AIM: Scan each line of the records for the word "szemkárosodást" and extract the ones that have it.

==== SUPPLIED RECORDS

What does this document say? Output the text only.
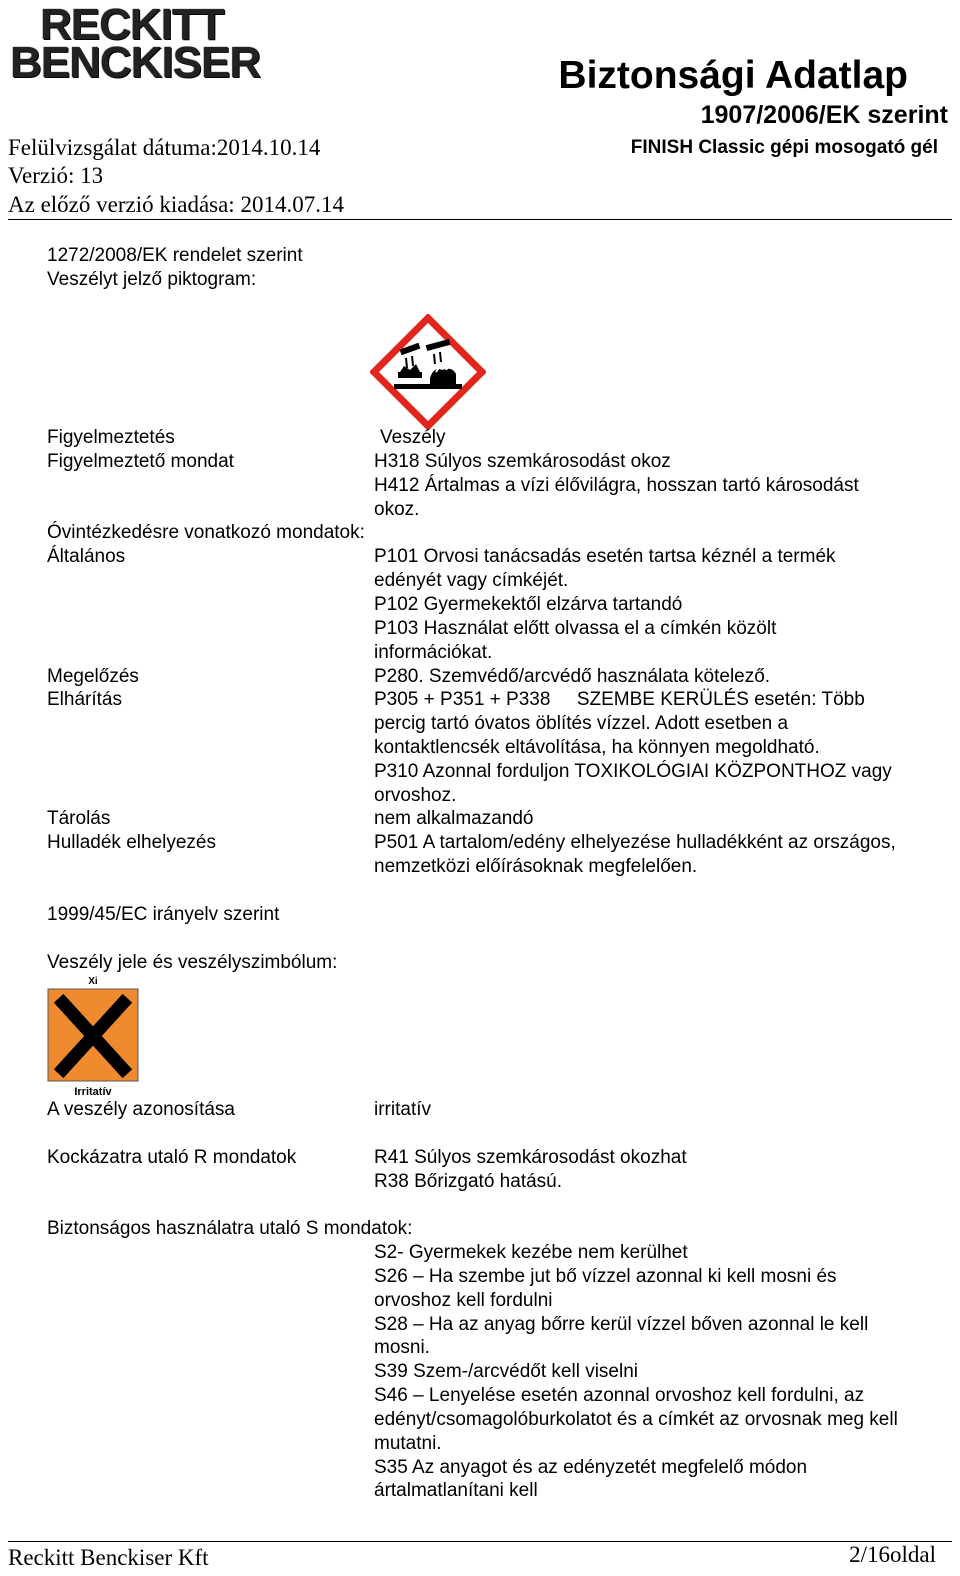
RECKITT
BENCKISER	Biztonsági Adatlap
1907/2006/EK szerint
FINISH Classic gépi mosogató gél
Felülvizsgálat dátuma:2014.10.14
Verzió: 13
Az előző verzió kiadása: 2014.07.14
1272/2008/EK rendelet szerint
Veszélyt jelző piktogram:
Figyelmeztetés	Veszély
Figyelmeztető mondat	H318 Súlyos szemkárosodást okoz
H412 Ártalmas a vízi élővilágra, hosszan tartó károsodást
okoz.
Óvintézkedésre vonatkozó mondatok:
Általános	P101 Orvosi tanácsadás esetén tartsa kéznél a termék
edényét vagy címkéjét.
P102 Gyermekektől elzárva tartandó
P103 Használat előtt olvassa el a címkén közölt
információkat.
Megelőzés	P280. Szemvédő/arcvédő használata kötelező.
Elhárítás	P305 + P351 + P338     SZEMBE KERÜLÉS esetén: Több
percig tartó óvatos öblítés vízzel. Adott esetben a
kontaktlencsék eltávolítása, ha könnyen megoldható.
P310 Azonnal forduljon TOXIKOLÓGIAI KÖZPONTHOZ vagy
orvoshoz.
Tárolás	nem alkalmazandó
Hulladék elhelyezés	P501 A tartalom/edény elhelyezése hulladékként az országos,
nemzetközi előírásoknak megfelelően.
1999/45/EC irányelv szerint
Veszély jele és veszélyszimbólum:
Xi
Irritatív
A veszély azonosítása	irritatív
Kockázatra utaló R mondatok	R41 Súlyos szemkárosodást okozhat
R38 Bőrizgató hatású.
Biztonságos használatra utaló S mondatok:
S2- Gyermekek kezébe nem kerülhet
S26 – Ha szembe jut bő vízzel azonnal ki kell mosni és
orvoshoz kell fordulni
S28 – Ha az anyag bőrre kerül vízzel bőven azonnal le kell
mosni.
S39 Szem-/arcvédőt kell viselni
S46 – Lenyelése esetén azonnal orvoshoz kell fordulni, az
edényt/csomagolóburkolatot és a címkét az orvosnak meg kell
mutatni.
S35 Az anyagot és az edényzetét megfelelő módon
ártalmatlanítani kell
Reckitt Benckiser Kft	2/16oldal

========

WORKED ANSWER:
Figyelmeztető mondat	H318 Súlyos szemkárosodást okoz
Kockázatra utaló R mondatok	R41 Súlyos szemkárosodást okozhat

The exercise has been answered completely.